(Work to do):
Track down the lines that contain "Vertical" and copy them.

— begin Material for this task —

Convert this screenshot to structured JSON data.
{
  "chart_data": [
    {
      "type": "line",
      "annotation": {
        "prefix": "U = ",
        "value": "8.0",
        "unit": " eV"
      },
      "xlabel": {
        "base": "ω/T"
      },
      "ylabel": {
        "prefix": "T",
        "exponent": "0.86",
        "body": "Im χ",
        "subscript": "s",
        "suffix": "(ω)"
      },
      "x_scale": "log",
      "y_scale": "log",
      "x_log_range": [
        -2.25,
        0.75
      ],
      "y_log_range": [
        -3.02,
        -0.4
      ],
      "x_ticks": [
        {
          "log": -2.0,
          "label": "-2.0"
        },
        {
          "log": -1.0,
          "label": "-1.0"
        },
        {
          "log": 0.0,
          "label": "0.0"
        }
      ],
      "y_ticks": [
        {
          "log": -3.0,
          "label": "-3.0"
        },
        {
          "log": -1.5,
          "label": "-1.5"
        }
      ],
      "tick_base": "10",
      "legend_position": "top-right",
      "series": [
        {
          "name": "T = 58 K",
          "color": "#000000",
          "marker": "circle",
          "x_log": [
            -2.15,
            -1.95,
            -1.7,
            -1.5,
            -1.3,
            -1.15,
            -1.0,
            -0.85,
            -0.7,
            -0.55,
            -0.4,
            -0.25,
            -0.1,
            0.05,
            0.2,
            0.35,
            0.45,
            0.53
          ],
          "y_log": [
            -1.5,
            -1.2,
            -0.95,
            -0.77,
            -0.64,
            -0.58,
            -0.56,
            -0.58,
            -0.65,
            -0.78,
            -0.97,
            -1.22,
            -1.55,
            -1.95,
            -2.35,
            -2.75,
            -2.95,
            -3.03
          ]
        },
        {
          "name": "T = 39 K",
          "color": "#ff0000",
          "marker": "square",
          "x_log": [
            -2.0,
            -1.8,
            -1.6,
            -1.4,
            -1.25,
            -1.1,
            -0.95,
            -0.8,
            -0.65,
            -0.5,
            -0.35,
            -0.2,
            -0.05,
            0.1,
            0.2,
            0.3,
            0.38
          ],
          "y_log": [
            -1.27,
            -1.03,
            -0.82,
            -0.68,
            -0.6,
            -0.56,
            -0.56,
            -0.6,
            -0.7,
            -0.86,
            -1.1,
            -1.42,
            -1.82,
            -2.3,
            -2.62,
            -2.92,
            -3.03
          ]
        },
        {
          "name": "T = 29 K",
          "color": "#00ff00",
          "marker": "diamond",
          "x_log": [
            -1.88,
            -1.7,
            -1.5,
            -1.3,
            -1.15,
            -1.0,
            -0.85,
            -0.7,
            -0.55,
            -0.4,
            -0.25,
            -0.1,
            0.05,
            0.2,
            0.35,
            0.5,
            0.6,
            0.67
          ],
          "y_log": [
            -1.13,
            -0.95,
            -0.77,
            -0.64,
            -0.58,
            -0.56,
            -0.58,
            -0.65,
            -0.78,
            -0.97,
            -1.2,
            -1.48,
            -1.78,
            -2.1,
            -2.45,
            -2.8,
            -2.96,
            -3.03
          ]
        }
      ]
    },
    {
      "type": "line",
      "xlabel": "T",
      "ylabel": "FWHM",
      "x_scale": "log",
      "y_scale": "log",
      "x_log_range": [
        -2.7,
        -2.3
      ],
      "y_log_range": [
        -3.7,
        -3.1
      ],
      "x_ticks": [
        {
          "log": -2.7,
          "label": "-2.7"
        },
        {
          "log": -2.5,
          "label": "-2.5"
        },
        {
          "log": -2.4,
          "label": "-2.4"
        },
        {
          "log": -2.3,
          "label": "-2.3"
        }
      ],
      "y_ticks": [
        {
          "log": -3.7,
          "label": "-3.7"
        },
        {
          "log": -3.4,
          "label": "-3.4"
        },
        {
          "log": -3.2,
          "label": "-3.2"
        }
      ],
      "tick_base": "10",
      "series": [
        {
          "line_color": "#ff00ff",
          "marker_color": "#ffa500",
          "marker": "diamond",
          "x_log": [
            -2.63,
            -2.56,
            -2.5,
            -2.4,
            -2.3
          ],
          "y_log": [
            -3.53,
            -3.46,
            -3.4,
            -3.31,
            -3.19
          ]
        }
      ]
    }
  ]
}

— end Material for this task —
— begin Material for this task —

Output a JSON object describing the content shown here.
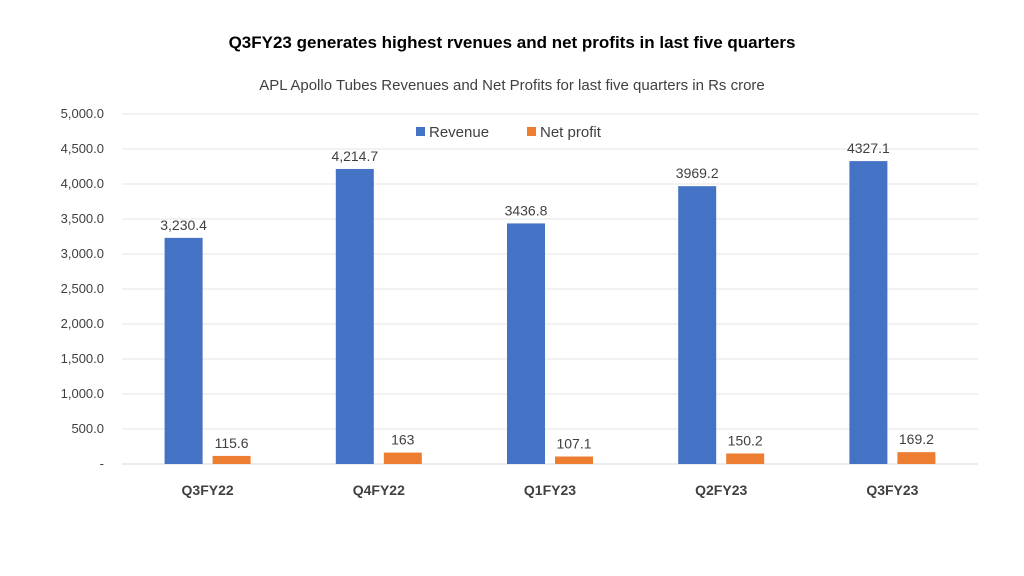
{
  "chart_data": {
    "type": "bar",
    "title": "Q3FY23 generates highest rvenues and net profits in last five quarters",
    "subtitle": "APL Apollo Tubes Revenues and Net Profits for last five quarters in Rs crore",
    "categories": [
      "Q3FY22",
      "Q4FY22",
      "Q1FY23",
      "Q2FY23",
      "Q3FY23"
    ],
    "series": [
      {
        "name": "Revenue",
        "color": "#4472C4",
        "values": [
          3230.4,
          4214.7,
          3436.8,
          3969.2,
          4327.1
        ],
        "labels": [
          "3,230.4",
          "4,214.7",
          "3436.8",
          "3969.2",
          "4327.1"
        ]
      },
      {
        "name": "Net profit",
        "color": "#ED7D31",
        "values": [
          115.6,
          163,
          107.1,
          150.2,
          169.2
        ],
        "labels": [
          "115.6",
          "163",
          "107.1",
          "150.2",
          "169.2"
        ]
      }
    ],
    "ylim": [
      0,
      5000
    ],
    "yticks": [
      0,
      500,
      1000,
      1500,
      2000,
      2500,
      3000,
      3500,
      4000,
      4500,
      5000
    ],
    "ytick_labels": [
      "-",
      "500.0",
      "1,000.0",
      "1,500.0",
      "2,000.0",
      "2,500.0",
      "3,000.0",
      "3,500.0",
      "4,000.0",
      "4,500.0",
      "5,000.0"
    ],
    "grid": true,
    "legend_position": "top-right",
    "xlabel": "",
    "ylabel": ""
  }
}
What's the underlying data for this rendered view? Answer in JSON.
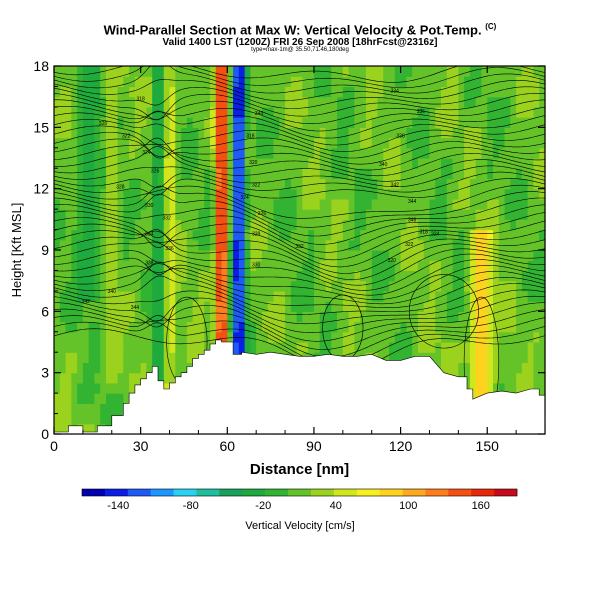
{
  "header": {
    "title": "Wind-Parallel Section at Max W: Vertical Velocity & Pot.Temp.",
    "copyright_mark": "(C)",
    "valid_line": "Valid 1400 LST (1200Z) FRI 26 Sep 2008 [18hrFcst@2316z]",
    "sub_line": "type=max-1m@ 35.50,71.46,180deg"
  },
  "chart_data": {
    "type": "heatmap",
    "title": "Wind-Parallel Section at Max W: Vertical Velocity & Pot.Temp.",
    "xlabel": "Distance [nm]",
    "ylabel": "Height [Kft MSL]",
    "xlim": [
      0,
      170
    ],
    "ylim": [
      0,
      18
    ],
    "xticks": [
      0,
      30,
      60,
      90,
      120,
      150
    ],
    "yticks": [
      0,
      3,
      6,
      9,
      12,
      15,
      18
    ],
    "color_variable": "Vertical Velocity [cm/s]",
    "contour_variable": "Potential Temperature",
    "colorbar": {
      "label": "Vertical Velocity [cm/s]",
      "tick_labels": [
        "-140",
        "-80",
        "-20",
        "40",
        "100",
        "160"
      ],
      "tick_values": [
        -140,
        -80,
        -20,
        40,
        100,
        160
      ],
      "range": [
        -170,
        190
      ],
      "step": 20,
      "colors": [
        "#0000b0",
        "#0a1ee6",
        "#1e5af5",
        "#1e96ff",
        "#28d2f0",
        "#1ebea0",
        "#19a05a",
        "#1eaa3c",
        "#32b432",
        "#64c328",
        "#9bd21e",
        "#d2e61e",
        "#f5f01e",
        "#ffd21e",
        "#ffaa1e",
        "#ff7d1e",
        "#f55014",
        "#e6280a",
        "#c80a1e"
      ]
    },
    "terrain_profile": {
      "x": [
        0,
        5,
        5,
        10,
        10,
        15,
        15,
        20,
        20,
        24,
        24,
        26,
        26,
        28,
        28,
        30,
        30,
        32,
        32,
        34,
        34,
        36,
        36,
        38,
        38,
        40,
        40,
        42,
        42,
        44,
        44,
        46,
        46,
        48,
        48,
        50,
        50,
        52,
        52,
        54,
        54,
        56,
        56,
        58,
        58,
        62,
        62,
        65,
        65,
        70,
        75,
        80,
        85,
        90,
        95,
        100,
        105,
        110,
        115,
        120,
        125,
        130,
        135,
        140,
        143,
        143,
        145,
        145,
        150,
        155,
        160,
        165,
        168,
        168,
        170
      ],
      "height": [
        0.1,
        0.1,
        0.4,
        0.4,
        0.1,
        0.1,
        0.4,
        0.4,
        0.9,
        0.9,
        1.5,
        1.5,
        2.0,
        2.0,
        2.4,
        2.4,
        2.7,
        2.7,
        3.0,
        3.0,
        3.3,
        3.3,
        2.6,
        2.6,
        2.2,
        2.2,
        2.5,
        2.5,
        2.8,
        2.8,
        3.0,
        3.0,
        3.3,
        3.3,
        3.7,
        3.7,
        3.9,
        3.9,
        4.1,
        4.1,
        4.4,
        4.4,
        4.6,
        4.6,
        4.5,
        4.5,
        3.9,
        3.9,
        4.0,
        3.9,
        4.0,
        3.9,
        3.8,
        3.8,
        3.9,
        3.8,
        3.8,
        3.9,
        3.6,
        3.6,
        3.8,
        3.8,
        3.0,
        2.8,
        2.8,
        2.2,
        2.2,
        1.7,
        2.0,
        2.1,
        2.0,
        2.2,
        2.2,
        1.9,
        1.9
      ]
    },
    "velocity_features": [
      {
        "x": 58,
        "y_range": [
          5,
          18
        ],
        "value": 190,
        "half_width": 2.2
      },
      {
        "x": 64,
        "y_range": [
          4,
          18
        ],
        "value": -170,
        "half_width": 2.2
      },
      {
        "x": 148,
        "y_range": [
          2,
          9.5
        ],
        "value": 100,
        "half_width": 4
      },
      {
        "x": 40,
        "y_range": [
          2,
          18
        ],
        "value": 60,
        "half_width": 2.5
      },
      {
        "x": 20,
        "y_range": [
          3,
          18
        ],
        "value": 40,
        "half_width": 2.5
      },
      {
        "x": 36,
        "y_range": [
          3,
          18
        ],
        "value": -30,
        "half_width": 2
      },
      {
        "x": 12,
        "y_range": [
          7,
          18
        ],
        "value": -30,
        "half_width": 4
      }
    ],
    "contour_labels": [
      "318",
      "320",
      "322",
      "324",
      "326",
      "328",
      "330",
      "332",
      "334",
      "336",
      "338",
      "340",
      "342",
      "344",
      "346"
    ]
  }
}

— end Material for this task —

(Solved exercise):
    "title": "Wind-Parallel Section at Max W: Vertical Velocity & Pot.Temp.",
    "title": "Wind-Parallel Section at Max W: Vertical Velocity & Pot.Temp.",
    "color_variable": "Vertical Velocity [cm/s]",
      "label": "Vertical Velocity [cm/s]",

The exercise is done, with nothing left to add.